> Aim of the task:
Transcribe the full listing below exactly.

> Raw data:
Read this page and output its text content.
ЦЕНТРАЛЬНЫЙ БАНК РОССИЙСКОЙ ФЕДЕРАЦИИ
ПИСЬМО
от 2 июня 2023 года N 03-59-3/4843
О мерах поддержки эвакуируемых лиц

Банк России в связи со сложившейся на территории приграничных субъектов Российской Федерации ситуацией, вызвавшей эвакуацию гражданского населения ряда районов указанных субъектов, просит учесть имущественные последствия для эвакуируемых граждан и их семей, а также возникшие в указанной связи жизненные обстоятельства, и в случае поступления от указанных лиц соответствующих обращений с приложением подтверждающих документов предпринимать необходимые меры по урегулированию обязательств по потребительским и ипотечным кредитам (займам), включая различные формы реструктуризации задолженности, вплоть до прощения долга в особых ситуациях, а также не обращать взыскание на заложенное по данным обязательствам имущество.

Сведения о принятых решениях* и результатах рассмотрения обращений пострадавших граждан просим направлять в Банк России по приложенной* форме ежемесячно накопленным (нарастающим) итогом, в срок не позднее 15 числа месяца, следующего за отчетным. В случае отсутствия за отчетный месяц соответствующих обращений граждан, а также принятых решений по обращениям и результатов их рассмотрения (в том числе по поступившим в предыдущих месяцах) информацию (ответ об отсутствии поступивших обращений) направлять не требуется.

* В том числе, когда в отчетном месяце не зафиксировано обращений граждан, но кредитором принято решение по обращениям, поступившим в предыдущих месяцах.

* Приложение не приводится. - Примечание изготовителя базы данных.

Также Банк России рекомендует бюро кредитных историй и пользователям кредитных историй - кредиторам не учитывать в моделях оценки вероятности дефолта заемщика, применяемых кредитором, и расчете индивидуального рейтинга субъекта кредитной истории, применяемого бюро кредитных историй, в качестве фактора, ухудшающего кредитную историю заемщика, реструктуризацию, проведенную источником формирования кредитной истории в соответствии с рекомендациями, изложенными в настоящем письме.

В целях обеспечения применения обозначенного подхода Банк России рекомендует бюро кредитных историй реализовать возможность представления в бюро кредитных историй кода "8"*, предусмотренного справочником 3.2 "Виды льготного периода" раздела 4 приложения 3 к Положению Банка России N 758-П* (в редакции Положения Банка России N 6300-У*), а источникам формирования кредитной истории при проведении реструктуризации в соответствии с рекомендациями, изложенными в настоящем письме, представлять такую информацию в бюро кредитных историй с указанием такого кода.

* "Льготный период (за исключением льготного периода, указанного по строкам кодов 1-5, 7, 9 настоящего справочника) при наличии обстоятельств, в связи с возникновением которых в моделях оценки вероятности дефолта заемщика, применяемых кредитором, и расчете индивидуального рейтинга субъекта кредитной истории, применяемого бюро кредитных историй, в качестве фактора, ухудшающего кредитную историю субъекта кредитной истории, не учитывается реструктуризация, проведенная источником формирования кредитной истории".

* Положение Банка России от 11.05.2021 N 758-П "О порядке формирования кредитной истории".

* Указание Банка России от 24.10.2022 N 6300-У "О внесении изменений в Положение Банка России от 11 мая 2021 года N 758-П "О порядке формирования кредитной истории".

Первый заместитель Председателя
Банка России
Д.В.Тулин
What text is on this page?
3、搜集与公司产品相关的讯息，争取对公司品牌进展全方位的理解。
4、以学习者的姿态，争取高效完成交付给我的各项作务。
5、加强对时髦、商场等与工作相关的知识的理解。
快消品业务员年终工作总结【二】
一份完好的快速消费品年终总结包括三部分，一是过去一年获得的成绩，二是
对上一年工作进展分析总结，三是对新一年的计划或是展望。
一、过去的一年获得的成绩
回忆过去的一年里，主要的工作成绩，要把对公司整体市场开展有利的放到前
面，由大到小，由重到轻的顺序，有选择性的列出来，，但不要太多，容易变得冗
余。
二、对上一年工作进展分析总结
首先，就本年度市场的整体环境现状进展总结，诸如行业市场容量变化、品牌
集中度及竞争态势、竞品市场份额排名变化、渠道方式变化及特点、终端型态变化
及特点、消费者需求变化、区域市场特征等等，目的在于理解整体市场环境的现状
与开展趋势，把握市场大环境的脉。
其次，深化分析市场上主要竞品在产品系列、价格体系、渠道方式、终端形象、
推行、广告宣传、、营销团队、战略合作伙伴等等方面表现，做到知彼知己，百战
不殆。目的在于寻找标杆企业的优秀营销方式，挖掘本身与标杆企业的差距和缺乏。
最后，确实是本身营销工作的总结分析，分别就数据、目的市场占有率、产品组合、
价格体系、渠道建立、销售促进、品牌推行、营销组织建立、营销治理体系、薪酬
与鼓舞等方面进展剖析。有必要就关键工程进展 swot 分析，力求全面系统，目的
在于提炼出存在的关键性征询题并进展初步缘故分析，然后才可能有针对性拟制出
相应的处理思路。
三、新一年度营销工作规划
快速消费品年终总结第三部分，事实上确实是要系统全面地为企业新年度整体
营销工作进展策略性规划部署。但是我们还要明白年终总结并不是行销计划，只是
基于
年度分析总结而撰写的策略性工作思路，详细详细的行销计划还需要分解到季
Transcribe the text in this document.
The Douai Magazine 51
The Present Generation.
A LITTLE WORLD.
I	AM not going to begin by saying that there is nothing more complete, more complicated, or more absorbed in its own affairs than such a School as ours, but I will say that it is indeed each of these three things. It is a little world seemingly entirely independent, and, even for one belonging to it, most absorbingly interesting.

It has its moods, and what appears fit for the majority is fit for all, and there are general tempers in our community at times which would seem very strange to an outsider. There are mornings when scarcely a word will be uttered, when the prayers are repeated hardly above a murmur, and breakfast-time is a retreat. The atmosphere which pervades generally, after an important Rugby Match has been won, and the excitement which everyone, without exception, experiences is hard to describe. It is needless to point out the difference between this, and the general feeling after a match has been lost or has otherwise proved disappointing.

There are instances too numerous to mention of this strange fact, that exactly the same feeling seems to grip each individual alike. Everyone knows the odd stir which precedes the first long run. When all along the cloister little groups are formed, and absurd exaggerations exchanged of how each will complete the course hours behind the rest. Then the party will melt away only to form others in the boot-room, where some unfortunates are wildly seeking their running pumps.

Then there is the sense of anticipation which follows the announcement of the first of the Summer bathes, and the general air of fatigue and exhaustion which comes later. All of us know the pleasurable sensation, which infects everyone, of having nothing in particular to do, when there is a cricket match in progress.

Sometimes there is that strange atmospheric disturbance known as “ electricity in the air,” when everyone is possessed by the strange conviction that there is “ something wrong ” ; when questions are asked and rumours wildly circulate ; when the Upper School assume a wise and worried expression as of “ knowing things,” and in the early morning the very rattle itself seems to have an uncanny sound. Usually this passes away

> Response to this task:
Read this page and output its text content.
ЦЕНТРАЛЬНЫЙ БАНК РОССИЙСКОЙ ФЕДЕРАЦИИ
ПИСЬМО
от 2 июня 2023 года N 03-59-3/4843
О мерах поддержки эвакуируемых лиц

Банк России в связи со сложившейся на территории приграничных субъектов Российской Федерации ситуацией, вызвавшей эвакуацию гражданского населения ряда районов указанных субъектов, просит учесть имущественные последствия для эвакуируемых граждан и их семей, а также возникшие в указанной связи жизненные обстоятельства, и в случае поступления от указанных лиц соответствующих обращений с приложением подтверждающих документов предпринимать необходимые меры по урегулированию обязательств по потребительским и ипотечным кредитам (займам), включая различные формы реструктуризации задолженности, вплоть до прощения долга в особых ситуациях, а также не обращать взыскание на заложенное по данным обязательствам имущество.

Сведения о принятых решениях* и результатах рассмотрения обращений пострадавших граждан просим направлять в Банк России по приложенной* форме ежемесячно накопленным (нарастающим) итогом, в срок не позднее 15 числа месяца, следующего за отчетным. В случае отсутствия за отчетный месяц соответствующих обращений граждан, а также принятых решений по обращениям и результатов их рассмотрения (в том числе по поступившим в предыдущих месяцах) информацию (ответ об отсутствии поступивших обращений) направлять не требуется.

* В том числе, когда в отчетном месяце не зафиксировано обращений граждан, но кредитором принято решение по обращениям, поступившим в предыдущих месяцах.

* Приложение не приводится. - Примечание изготовителя базы данных.

Также Банк России рекомендует бюро кредитных историй и пользователям кредитных историй - кредиторам не учитывать в моделях оценки вероятности дефолта заемщика, применяемых кредитором, и расчете индивидуального рейтинга субъекта кредитной истории, применяемого бюро кредитных историй, в качестве фактора, ухудшающего кредитную историю заемщика, реструктуризацию, проведенную источником формирования кредитной истории в соответствии с рекомендациями, изложенными в настоящем письме.

В целях обеспечения применения обозначенного подхода Банк России рекомендует бюро кредитных историй реализовать возможность представления в бюро кредитных историй кода "8"*, предусмотренного справочником 3.2 "Виды льготного периода" раздела 4 приложения 3 к Положению Банка России N 758-П* (в редакции Положения Банка России N 6300-У*), а источникам формирования кредитной истории при проведении реструктуризации в соответствии с рекомендациями, изложенными в настоящем письме, представлять такую информацию в бюро кредитных историй с указанием такого кода.

* "Льготный период (за исключением льготного периода, указанного по строкам кодов 1-5, 7, 9 настоящего справочника) при наличии обстоятельств, в связи с возникновением которых в моделях оценки вероятности дефолта заемщика, применяемых кредитором, и расчете индивидуального рейтинга субъекта кредитной истории, применяемого бюро кредитных историй, в качестве фактора, ухудшающего кредитную историю субъекта кредитной истории, не учитывается реструктуризация, проведенная источником формирования кредитной истории".

* Положение Банка России от 11.05.2021 N 758-П "О порядке формирования кредитной истории".

* Указание Банка России от 24.10.2022 N 6300-У "О внесении изменений в Положение Банка России от 11 мая 2021 года N 758-П "О порядке формирования кредитной истории".

Первый заместитель Председателя
Банка России
Д.В.Тулин
What text is on this page?
3、搜集与公司产品相关的讯息，争取对公司品牌进展全方位的理解。
4、以学习者的姿态，争取高效完成交付给我的各项作务。
5、加强对时髦、商场等与工作相关的知识的理解。
快消品业务员年终工作总结【二】
一份完好的快速消费品年终总结包括三部分，一是过去一年获得的成绩，二是
对上一年工作进展分析总结，三是对新一年的计划或是展望。
一、过去的一年获得的成绩
回忆过去的一年里，主要的工作成绩，要把对公司整体市场开展有利的放到前
面，由大到小，由重到轻的顺序，有选择性的列出来，，但不要太多，容易变得冗
余。
二、对上一年工作进展分析总结
首先，就本年度市场的整体环境现状进展总结，诸如行业市场容量变化、品牌
集中度及竞争态势、竞品市场份额排名变化、渠道方式变化及特点、终端型态变化
及特点、消费者需求变化、区域市场特征等等，目的在于理解整体市场环境的现状
与开展趋势，把握市场大环境的脉。
其次，深化分析市场上主要竞品在产品系列、价格体系、渠道方式、终端形象、
推行、广告宣传、、营销团队、战略合作伙伴等等方面表现，做到知彼知己，百战
不殆。目的在于寻找标杆企业的优秀营销方式，挖掘本身与标杆企业的差距和缺乏。
最后，确实是本身营销工作的总结分析，分别就数据、目的市场占有率、产品组合、
价格体系、渠道建立、销售促进、品牌推行、营销组织建立、营销治理体系、薪酬
与鼓舞等方面进展剖析。有必要就关键工程进展 swot 分析，力求全面系统，目的
在于提炼出存在的关键性征询题并进展初步缘故分析，然后才可能有针对性拟制出
相应的处理思路。
三、新一年度营销工作规划
快速消费品年终总结第三部分，事实上确实是要系统全面地为企业新年度整体
营销工作进展策略性规划部署。但是我们还要明白年终总结并不是行销计划，只是
基于
年度分析总结而撰写的策略性工作思路，详细详细的行销计划还需要分解到季
Transcribe the text in this document.
The Douai Magazine 51
The Present Generation.
A LITTLE WORLD.
I	AM not going to begin by saying that there is nothing more complete, more complicated, or more absorbed in its own affairs than such a School as ours, but I will say that it is indeed each of these three things. It is a little world seemingly entirely independent, and, even for one belonging to it, most absorbingly interesting.

It has its moods, and what appears fit for the majority is fit for all, and there are general tempers in our community at times which would seem very strange to an outsider. There are mornings when scarcely a word will be uttered, when the prayers are repeated hardly above a murmur, and breakfast-time is a retreat. The atmosphere which pervades generally, after an important Rugby Match has been won, and the excitement which everyone, without exception, experiences is hard to describe. It is needless to point out the difference between this, and the general feeling after a match has been lost or has otherwise proved disappointing.

There are instances too numerous to mention of this strange fact, that exactly the same feeling seems to grip each individual alike. Everyone knows the odd stir which precedes the first long run. When all along the cloister little groups are formed, and absurd exaggerations exchanged of how each will complete the course hours behind the rest. Then the party will melt away only to form others in the boot-room, where some unfortunates are wildly seeking their running pumps.

Then there is the sense of anticipation which follows the announcement of the first of the Summer bathes, and the general air of fatigue and exhaustion which comes later. All of us know the pleasurable sensation, which infects everyone, of having nothing in particular to do, when there is a cricket match in progress.

Sometimes there is that strange atmospheric disturbance known as “ electricity in the air,” when everyone is possessed by the strange conviction that there is “ something wrong ” ; when questions are asked and rumours wildly circulate ; when the Upper School assume a wise and worried expression as of “ knowing things,” and in the early morning the very rattle itself seems to have an uncanny sound. Usually this passes away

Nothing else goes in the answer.